▶ [Brief]
Look through the material below, count the lines containing the word "title", and state only the count.

begin

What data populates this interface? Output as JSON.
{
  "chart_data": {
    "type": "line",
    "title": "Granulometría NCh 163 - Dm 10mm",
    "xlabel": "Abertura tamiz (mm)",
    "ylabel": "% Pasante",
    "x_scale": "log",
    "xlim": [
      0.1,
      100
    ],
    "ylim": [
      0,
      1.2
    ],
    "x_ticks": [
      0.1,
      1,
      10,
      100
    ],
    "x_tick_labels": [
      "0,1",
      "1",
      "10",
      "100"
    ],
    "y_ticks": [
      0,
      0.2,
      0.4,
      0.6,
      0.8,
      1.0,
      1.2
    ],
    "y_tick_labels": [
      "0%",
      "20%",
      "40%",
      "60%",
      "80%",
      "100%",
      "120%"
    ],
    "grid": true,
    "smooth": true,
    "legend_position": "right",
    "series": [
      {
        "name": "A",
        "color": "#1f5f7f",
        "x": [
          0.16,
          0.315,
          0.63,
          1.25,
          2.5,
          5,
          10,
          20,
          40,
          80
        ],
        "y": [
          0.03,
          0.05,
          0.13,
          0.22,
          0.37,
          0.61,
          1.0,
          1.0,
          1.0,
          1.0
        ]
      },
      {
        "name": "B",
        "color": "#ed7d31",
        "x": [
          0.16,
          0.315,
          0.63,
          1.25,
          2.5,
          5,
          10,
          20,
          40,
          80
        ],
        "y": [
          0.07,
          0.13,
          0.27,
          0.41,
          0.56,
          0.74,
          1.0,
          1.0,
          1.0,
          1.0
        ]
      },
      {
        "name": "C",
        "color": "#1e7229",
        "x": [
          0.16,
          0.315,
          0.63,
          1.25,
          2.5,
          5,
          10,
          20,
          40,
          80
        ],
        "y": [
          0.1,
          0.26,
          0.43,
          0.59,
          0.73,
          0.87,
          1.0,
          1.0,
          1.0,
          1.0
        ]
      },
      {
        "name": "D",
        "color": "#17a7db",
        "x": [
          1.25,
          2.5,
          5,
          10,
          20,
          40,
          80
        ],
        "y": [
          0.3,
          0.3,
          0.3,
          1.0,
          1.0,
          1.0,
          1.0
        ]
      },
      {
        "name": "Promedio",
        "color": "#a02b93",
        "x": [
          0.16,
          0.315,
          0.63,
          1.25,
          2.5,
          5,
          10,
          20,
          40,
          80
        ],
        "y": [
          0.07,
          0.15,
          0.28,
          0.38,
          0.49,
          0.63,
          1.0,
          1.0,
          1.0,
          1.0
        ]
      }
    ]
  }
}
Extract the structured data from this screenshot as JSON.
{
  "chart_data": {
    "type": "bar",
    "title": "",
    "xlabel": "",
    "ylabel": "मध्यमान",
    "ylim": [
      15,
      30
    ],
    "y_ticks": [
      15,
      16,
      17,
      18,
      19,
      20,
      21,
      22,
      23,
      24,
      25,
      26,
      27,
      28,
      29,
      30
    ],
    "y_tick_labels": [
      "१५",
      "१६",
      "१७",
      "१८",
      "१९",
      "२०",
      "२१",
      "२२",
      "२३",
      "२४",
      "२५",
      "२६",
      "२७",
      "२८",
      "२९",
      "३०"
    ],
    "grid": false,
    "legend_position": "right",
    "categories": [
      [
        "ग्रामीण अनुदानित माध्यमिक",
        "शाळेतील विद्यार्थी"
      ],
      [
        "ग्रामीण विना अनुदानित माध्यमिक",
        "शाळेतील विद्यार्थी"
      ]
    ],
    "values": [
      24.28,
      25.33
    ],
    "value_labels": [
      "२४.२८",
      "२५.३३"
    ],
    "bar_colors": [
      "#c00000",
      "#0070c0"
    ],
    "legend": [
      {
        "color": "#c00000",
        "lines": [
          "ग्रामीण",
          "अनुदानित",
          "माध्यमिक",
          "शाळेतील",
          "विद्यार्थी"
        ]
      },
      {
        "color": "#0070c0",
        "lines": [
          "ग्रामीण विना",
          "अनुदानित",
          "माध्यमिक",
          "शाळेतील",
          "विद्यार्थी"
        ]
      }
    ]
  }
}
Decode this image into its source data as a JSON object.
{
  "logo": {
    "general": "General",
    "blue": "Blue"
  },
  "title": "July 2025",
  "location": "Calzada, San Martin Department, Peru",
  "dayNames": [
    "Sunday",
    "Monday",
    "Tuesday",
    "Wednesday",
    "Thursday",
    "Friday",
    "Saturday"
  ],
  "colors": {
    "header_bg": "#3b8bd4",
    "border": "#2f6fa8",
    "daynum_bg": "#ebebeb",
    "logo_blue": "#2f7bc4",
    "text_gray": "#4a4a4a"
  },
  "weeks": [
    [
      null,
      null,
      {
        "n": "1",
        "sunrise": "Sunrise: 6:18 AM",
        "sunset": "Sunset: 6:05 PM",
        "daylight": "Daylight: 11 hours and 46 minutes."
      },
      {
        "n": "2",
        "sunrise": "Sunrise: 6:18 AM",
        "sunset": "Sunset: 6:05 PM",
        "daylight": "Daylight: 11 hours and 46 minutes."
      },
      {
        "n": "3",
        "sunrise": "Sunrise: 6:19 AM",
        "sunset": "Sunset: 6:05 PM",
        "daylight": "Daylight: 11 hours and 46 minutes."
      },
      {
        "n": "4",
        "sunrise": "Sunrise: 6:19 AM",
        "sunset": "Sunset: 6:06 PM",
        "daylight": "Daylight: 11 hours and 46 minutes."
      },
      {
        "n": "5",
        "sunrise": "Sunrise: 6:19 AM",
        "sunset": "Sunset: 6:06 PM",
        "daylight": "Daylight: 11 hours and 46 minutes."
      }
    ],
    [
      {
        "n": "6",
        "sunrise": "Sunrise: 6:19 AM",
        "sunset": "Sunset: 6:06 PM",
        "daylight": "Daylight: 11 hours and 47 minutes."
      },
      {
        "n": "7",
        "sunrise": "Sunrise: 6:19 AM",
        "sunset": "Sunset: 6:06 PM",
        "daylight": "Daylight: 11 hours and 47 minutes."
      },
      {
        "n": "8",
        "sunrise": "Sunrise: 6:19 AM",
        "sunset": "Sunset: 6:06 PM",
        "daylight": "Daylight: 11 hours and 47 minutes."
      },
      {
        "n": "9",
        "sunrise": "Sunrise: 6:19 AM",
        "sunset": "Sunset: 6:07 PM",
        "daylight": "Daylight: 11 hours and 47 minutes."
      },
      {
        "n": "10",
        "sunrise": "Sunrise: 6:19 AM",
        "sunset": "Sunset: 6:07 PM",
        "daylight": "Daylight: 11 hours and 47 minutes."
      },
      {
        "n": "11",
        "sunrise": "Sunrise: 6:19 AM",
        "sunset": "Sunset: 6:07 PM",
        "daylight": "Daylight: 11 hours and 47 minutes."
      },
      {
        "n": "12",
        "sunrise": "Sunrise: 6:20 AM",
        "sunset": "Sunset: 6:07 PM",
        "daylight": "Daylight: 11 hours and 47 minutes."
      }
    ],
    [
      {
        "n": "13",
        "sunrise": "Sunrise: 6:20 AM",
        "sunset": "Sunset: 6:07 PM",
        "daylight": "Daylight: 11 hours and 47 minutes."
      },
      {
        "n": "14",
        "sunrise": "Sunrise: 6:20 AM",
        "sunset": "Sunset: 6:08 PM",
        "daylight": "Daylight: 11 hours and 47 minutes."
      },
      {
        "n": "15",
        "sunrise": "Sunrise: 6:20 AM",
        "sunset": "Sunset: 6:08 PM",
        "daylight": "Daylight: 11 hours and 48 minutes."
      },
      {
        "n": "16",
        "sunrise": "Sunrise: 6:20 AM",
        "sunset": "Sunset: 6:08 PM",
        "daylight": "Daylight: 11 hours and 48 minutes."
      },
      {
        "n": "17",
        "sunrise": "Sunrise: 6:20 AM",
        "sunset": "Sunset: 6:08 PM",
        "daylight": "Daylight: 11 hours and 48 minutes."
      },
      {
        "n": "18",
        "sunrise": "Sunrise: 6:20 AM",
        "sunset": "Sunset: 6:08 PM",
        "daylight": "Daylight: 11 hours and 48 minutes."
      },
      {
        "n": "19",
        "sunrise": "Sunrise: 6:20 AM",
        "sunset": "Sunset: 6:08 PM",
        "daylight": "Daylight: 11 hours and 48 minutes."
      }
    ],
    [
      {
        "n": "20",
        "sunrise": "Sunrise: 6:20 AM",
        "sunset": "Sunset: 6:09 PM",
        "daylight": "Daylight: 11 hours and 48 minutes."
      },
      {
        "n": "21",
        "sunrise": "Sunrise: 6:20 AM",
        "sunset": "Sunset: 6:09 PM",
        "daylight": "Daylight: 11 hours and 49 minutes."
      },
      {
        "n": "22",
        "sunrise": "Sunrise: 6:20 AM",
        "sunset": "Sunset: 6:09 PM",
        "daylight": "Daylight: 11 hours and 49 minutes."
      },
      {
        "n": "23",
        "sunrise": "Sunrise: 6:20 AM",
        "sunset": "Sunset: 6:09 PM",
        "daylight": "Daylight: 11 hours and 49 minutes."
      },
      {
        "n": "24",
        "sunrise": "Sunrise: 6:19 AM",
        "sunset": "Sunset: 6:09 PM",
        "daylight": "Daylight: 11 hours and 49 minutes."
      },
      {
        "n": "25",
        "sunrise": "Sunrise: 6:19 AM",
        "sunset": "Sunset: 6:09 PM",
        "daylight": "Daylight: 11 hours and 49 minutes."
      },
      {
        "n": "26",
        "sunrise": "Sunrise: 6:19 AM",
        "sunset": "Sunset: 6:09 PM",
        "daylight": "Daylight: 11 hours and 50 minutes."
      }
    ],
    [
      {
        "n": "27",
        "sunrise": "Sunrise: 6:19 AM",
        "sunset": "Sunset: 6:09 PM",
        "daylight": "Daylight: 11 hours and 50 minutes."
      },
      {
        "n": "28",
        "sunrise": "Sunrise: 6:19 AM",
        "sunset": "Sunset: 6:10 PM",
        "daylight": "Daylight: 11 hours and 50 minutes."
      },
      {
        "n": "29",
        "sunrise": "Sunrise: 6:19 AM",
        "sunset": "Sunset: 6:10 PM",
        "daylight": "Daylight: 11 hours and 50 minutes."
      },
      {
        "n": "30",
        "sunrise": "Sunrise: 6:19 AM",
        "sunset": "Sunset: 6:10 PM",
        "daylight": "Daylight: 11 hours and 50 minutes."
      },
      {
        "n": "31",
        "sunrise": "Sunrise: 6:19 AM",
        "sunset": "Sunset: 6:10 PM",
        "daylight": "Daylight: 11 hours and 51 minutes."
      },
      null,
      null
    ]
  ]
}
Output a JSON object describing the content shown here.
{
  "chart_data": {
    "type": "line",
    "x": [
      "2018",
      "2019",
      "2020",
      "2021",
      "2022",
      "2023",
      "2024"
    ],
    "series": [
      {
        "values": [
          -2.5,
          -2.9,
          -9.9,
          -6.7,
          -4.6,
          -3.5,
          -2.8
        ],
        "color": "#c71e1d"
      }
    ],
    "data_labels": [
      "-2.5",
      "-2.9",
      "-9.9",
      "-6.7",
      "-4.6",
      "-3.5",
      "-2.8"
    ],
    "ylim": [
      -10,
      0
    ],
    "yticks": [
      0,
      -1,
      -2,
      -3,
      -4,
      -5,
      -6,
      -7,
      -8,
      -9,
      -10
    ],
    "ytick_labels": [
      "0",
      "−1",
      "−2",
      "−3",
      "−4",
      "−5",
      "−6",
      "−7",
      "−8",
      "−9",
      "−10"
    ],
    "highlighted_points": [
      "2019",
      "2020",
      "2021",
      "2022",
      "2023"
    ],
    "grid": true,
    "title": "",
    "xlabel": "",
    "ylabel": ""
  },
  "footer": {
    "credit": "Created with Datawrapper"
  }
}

end

▶ [Solution for this task]
4